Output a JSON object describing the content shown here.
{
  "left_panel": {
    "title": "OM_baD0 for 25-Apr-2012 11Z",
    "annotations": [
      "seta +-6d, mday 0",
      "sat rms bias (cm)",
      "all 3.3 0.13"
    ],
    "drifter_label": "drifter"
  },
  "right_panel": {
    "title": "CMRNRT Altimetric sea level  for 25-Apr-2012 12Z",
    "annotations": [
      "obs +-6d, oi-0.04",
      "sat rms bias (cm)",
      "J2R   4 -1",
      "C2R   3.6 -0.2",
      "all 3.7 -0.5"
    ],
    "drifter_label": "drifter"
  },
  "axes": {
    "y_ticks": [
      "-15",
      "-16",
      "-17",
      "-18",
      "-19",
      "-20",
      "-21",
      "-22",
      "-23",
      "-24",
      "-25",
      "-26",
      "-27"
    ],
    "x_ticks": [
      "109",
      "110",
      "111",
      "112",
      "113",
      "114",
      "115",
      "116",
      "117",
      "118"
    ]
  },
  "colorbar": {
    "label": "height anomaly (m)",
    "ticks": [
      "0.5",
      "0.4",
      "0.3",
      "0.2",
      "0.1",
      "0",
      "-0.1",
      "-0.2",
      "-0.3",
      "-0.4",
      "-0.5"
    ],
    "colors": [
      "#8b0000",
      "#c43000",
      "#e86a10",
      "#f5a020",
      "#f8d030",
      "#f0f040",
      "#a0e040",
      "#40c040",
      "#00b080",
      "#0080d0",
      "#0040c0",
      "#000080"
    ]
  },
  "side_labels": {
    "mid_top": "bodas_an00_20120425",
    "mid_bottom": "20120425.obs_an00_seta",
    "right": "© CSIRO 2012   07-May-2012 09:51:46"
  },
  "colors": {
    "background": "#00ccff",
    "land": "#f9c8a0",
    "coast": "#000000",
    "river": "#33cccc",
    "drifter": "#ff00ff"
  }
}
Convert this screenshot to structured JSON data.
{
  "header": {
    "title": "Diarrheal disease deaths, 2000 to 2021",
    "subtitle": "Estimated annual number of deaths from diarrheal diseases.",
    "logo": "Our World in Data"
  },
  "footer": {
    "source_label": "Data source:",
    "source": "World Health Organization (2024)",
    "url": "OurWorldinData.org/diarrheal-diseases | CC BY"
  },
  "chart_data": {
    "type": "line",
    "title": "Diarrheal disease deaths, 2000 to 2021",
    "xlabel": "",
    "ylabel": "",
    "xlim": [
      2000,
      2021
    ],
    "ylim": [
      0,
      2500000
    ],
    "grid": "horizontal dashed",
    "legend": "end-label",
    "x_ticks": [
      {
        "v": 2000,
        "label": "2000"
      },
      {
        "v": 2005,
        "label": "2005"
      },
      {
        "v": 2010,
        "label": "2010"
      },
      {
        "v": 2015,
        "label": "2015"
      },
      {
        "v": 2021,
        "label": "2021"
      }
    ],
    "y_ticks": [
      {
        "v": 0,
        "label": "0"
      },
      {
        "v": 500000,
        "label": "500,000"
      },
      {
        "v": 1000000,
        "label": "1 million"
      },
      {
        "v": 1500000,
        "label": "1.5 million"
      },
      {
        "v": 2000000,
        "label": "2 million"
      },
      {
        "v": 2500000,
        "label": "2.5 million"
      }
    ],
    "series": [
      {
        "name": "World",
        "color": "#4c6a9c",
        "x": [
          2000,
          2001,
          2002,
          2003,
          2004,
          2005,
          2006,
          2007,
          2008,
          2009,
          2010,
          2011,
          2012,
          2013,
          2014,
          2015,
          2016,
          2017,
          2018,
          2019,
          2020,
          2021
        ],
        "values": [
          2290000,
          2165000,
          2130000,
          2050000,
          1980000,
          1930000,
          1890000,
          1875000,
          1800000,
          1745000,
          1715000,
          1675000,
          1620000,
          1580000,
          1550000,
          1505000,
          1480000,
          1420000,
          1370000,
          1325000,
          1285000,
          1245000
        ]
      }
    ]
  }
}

...

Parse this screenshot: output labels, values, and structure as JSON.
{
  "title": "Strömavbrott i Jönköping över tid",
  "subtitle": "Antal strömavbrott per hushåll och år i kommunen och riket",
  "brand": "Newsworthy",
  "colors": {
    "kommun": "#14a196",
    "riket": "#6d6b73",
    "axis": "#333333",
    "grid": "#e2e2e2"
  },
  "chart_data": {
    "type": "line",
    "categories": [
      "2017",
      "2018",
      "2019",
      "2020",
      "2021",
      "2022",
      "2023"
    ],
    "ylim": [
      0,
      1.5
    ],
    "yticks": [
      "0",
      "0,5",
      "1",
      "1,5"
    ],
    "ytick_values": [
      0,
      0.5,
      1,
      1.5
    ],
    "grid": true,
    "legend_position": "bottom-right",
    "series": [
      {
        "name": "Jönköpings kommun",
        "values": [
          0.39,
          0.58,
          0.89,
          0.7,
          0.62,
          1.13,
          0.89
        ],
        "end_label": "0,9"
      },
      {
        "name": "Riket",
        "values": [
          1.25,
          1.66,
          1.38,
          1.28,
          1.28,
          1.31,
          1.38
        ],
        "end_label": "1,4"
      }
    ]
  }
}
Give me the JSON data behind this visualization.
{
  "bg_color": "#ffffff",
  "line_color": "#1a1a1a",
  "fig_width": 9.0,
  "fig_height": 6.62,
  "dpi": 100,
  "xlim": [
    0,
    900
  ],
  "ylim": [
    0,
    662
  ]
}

# Your task
Identify every line where the string "JSON" appears.

# Solution to this problem
Output a JSON object describing the content shown here.
Convert this screenshot to structured JSON data.
Parse this screenshot: output labels, values, and structure as JSON.
Give me the JSON data behind this visualization.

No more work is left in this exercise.